Instructions to follow:
Search the material below for the string "Ensemble" and list each line that holds it.

Recorded information:
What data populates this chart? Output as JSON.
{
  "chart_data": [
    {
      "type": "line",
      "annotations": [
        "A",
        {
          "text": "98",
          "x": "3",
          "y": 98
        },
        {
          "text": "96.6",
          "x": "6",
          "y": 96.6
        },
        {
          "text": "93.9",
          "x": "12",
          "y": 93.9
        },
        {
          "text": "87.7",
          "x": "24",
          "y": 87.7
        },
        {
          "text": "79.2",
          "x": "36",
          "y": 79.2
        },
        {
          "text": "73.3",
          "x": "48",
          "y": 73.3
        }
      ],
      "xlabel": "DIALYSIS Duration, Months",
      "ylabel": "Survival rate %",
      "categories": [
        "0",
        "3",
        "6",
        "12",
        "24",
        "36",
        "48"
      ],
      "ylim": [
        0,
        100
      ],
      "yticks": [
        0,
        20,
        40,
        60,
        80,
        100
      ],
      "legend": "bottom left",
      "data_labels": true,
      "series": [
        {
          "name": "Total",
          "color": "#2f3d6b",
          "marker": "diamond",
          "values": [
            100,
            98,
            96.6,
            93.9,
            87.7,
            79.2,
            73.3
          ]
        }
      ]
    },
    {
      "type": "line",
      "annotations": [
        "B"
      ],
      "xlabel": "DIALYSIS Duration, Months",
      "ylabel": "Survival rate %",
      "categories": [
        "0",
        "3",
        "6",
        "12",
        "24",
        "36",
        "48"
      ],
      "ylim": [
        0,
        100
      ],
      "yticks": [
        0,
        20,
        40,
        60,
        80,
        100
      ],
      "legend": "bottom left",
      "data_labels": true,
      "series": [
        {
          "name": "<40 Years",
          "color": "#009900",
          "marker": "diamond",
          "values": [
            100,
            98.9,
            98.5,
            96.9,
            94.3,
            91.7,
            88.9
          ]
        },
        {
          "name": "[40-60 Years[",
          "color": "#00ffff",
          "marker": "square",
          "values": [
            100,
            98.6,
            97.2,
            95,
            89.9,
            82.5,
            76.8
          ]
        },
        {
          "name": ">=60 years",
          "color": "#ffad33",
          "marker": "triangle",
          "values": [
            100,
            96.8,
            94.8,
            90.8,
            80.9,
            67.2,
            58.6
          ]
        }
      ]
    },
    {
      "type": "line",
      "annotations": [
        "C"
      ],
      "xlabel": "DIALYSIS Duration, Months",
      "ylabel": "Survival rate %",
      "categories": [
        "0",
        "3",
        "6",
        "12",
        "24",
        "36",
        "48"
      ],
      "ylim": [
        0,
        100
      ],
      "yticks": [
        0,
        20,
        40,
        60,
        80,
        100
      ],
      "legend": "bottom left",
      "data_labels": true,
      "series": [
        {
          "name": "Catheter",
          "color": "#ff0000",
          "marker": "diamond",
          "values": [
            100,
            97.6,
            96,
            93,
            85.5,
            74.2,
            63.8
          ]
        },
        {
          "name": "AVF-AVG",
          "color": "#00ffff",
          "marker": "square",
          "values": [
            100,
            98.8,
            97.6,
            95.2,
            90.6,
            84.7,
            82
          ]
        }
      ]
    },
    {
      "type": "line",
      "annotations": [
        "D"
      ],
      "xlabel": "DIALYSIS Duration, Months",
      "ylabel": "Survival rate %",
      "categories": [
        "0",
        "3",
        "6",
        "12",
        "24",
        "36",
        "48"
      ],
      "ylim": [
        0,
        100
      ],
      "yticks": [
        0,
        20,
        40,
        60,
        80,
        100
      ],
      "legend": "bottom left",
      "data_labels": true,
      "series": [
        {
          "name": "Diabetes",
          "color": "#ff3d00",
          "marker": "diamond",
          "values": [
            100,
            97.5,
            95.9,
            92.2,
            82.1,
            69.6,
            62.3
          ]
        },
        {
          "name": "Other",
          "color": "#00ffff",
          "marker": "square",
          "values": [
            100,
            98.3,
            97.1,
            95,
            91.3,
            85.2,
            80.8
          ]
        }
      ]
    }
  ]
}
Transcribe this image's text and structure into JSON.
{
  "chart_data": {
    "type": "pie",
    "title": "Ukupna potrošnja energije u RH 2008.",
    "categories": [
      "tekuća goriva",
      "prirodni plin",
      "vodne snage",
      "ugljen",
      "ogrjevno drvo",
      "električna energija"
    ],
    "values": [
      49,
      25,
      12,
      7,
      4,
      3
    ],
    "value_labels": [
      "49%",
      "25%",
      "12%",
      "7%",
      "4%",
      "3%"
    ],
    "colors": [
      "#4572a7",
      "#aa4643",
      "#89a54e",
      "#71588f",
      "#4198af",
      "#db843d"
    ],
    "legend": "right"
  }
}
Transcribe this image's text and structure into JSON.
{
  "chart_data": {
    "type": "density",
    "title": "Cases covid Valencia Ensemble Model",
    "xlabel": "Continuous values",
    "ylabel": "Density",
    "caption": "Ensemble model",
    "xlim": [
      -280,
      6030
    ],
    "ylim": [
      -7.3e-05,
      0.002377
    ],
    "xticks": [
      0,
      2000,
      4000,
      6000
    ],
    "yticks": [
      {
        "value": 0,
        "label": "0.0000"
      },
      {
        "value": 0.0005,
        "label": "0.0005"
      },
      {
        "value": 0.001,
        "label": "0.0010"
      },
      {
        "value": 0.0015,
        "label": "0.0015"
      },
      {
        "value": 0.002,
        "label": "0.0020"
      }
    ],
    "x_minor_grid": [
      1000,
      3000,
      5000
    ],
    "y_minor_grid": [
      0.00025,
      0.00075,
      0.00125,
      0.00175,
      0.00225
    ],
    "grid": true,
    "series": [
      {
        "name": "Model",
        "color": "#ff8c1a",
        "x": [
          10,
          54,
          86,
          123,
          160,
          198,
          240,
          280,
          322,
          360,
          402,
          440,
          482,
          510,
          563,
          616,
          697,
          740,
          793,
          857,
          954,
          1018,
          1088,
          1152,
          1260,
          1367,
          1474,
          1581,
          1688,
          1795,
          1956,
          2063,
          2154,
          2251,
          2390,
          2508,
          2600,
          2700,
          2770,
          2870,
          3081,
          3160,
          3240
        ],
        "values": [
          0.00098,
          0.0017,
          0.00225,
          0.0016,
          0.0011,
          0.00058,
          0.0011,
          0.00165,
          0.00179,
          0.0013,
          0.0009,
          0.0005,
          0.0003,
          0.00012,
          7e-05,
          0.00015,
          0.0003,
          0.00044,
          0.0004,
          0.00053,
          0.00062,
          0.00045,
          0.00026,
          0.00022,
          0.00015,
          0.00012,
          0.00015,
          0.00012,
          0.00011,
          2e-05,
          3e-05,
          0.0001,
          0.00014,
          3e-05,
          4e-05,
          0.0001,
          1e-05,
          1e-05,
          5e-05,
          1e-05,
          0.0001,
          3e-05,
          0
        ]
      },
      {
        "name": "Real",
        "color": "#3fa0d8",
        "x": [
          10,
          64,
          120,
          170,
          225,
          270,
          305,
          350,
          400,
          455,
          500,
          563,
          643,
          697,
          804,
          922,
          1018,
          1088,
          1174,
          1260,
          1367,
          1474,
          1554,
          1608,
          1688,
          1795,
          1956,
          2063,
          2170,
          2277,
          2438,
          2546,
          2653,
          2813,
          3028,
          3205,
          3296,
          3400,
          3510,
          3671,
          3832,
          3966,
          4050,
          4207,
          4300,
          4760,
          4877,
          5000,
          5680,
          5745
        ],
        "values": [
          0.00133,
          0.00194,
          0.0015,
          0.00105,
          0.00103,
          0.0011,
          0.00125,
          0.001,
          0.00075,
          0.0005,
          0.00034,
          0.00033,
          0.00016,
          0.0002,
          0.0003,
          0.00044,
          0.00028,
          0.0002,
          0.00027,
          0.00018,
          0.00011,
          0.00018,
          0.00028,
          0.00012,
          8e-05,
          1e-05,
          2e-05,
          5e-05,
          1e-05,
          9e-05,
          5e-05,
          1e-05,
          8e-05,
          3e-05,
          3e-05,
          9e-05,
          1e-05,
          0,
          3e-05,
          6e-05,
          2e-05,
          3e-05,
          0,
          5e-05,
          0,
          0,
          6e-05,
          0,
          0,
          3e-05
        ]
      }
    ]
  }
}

Finished task:
    "title": "Cases covid Valencia Ensemble Model",
    "caption": "Ensemble model",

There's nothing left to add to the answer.